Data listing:
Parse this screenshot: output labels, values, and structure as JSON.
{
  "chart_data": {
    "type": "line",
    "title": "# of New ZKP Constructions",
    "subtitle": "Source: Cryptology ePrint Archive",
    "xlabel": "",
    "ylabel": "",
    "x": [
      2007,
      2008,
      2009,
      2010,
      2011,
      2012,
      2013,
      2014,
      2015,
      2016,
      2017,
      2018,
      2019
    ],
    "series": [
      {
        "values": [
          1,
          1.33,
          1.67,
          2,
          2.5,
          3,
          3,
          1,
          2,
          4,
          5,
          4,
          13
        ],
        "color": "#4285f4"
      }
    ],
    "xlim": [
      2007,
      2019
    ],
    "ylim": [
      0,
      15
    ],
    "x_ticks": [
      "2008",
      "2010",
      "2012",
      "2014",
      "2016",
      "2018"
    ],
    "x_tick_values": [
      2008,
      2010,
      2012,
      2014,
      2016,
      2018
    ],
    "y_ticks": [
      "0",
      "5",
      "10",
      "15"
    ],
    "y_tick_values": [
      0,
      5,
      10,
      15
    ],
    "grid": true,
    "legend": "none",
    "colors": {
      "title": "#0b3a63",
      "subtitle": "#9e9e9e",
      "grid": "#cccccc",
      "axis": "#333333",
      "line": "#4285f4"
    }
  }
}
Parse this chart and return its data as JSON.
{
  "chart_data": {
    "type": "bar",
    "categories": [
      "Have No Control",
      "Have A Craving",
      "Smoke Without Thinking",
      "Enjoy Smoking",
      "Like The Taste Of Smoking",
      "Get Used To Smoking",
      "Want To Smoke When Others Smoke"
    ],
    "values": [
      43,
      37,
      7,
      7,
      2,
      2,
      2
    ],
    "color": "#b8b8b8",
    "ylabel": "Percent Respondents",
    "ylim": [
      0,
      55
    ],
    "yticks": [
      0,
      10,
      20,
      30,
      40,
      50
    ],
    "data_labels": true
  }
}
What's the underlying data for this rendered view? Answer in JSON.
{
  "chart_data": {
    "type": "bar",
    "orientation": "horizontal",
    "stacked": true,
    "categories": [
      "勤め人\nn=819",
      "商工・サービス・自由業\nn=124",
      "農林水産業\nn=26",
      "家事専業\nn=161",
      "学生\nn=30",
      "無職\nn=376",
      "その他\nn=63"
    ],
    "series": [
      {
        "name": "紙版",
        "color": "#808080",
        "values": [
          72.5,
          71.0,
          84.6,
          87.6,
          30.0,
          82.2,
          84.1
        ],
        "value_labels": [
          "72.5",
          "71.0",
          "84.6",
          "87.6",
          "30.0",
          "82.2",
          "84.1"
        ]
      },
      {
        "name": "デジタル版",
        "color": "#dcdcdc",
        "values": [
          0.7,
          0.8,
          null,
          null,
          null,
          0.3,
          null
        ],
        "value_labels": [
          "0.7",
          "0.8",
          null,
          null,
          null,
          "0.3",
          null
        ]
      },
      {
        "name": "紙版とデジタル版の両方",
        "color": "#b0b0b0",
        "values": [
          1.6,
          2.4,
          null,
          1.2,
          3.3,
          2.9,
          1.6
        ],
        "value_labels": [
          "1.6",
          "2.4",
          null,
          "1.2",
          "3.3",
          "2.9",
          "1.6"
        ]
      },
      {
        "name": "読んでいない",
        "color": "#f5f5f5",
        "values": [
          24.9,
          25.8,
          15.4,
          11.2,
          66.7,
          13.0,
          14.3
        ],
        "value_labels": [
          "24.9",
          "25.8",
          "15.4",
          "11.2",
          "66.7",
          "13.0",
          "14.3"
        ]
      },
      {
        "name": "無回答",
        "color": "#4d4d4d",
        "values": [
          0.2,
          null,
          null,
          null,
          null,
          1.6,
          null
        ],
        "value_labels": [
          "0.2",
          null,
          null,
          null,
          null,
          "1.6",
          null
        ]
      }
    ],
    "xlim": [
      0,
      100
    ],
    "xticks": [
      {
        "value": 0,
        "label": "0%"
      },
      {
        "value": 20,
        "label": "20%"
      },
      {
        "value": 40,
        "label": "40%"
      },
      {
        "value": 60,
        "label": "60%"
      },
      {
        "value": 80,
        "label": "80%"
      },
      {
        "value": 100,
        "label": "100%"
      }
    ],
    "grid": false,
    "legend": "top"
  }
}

**WHAT IS NEEDED:** Give only the number of lines in the material above that hold the word "true".

**THE OUTPUT:** 3